→ GOAL OF THE EXERCISE
Return each line of the records holding the string "Binge".

## start LISTED RECORDS

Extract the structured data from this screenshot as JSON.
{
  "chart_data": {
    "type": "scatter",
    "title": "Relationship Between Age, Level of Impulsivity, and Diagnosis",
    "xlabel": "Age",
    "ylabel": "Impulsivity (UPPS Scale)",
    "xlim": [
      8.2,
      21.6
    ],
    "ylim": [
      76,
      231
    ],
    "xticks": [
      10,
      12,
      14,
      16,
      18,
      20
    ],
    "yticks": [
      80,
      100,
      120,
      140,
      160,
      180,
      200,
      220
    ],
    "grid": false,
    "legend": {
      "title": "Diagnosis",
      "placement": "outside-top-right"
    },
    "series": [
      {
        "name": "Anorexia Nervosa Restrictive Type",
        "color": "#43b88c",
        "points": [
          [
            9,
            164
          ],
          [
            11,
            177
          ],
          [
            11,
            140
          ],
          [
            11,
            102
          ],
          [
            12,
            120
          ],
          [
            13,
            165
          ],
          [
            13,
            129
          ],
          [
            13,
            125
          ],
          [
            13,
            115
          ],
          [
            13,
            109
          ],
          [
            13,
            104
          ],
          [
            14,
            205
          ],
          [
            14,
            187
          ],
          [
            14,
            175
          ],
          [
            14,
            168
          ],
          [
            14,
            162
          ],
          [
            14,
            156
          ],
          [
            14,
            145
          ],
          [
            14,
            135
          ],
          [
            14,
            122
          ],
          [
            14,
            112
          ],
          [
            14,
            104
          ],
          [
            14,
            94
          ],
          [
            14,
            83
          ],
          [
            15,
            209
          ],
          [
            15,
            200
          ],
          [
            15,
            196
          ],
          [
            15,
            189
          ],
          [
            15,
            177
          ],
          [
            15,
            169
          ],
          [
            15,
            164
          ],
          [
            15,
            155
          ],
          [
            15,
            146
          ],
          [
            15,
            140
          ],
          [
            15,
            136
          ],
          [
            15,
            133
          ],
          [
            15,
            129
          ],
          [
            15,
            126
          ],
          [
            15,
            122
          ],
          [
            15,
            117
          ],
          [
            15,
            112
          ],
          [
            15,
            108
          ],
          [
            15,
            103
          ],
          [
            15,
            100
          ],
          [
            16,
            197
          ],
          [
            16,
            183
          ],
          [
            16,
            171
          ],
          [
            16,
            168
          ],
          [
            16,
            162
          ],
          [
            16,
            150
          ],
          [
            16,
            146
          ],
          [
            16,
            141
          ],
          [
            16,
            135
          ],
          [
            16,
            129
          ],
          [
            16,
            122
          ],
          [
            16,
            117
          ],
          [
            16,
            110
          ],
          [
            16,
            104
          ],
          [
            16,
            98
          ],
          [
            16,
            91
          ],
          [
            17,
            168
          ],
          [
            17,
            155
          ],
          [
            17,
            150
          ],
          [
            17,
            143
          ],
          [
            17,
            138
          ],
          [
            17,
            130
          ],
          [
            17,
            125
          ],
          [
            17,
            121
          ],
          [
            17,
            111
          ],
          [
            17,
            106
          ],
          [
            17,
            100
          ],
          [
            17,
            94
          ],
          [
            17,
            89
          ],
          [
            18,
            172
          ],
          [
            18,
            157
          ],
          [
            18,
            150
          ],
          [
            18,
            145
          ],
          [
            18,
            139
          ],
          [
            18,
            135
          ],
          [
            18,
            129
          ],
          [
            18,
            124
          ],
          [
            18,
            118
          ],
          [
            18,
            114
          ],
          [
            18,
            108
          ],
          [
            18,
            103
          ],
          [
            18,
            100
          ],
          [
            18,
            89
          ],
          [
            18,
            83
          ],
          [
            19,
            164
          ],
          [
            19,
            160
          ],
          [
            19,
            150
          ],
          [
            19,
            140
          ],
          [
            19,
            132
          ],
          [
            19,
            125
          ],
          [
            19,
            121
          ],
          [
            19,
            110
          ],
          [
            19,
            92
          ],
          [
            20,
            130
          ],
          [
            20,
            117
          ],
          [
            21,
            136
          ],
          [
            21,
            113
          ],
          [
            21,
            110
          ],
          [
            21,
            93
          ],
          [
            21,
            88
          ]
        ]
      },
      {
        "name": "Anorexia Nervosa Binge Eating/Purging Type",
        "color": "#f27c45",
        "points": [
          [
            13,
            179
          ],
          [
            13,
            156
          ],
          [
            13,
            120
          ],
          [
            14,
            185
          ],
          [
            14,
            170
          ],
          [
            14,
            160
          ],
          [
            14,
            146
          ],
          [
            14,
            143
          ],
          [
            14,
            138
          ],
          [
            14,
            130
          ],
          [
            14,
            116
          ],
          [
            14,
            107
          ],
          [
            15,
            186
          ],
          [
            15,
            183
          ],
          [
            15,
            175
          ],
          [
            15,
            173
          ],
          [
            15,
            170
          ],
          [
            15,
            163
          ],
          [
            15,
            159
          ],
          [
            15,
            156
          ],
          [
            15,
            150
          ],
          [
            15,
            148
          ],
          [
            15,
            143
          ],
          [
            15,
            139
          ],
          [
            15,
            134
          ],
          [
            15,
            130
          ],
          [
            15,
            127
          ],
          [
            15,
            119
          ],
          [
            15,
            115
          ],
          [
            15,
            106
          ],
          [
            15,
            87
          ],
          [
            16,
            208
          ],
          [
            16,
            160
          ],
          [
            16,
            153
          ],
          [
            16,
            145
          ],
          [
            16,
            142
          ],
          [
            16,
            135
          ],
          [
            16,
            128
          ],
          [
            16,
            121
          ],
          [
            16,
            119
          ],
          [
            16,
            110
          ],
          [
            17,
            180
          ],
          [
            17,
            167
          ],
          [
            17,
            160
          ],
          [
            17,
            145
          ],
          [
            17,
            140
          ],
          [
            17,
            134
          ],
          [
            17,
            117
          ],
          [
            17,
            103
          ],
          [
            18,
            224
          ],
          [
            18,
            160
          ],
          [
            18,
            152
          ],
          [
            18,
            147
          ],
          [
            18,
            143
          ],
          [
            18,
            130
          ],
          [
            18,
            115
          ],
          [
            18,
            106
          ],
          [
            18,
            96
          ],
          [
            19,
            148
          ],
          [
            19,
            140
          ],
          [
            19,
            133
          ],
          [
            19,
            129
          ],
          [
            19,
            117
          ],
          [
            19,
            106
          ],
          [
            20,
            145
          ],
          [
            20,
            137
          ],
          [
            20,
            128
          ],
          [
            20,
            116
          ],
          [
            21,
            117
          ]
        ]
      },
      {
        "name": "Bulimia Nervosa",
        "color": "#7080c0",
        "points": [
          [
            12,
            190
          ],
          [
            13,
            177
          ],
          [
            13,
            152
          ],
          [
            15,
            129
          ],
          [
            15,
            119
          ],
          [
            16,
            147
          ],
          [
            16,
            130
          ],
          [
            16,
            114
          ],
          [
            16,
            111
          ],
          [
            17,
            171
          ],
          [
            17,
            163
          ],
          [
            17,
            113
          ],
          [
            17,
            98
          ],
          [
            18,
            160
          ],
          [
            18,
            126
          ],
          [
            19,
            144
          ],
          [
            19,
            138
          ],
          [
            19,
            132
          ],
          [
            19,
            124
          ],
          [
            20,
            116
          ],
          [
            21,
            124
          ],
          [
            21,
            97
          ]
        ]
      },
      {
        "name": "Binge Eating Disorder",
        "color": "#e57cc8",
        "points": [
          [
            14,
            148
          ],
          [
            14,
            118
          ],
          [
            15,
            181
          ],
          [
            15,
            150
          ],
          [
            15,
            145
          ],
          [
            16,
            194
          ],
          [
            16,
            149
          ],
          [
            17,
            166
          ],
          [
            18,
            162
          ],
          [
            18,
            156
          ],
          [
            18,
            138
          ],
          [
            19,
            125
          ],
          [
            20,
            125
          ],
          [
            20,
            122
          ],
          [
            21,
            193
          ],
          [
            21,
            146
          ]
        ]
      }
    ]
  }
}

## end LISTED RECORDS

→ RESPONSE
        "name": "Anorexia Nervosa Binge Eating/Purging Type",
        "name": "Binge Eating Disorder",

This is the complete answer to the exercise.